EXERCISE DESCRIPTION: Write out each line of the listing as it stands, without the images.

TASK MATERIAL:

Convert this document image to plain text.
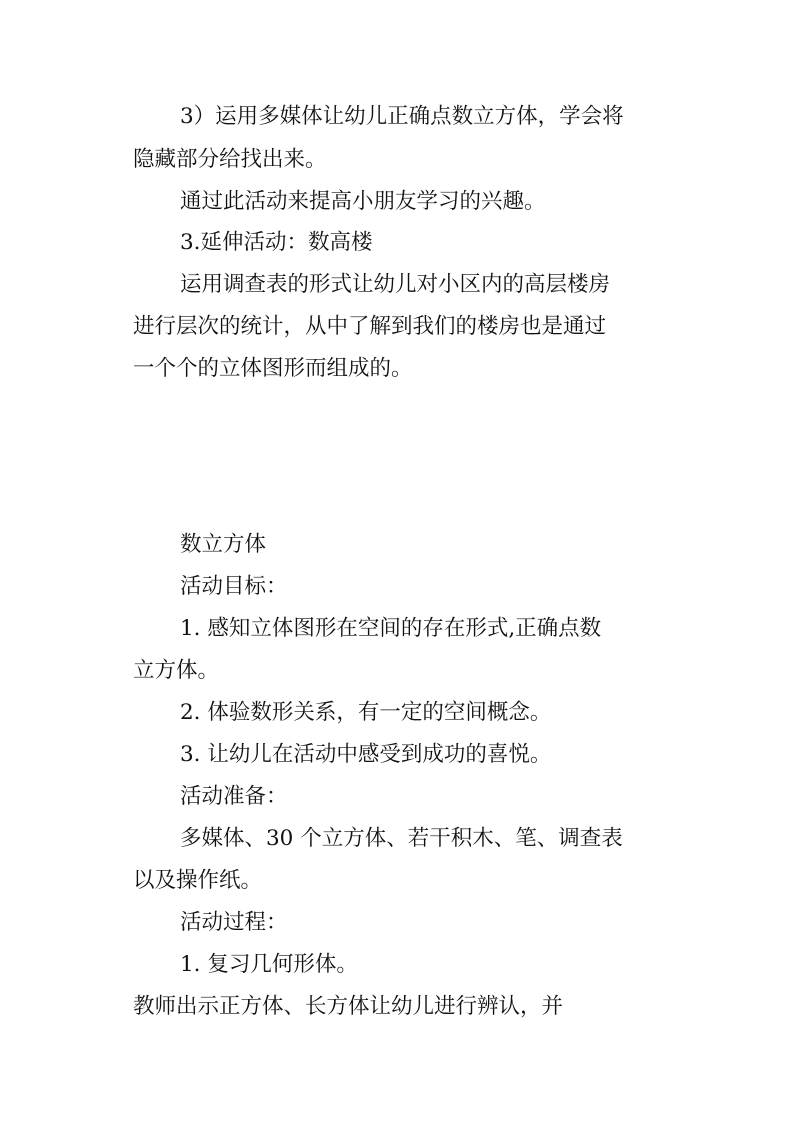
3）运用多媒体让幼儿正确点数立方体，学会将
隐藏部分给找出来。
通过此活动来提高小朋友学习的兴趣。
3.延伸活动：数高楼
运用调查表的形式让幼儿对小区内的高层楼房
进行层次的统计，从中了解到我们的楼房也是通过
一个个的立体图形而组成的。
数立方体
活动目标：
1. 感知立体图形在空间的存在形式,正确点数
立方体。
2. 体验数形关系，有一定的空间概念。
3. 让幼儿在活动中感受到成功的喜悦。
活动准备：
多媒体、30 个立方体、若干积木、笔、调查表
以及操作纸。
活动过程：
1. 复习几何形体。
教师出示正方体、长方体让幼儿进行辨认，并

SOLUTION:
Convert this document image to plain text.
3）运用多媒体让幼儿正确点数立方体，学会将
隐藏部分给找出来。
通过此活动来提高小朋友学习的兴趣。
3.延伸活动：数高楼
运用调查表的形式让幼儿对小区内的高层楼房
进行层次的统计，从中了解到我们的楼房也是通过
一个个的立体图形而组成的。
数立方体
活动目标：
1. 感知立体图形在空间的存在形式,正确点数
立方体。
2. 体验数形关系，有一定的空间概念。
3. 让幼儿在活动中感受到成功的喜悦。
活动准备：
多媒体、30 个立方体、若干积木、笔、调查表
以及操作纸。
活动过程：
1. 复习几何形体。
教师出示正方体、长方体让幼儿进行辨认，并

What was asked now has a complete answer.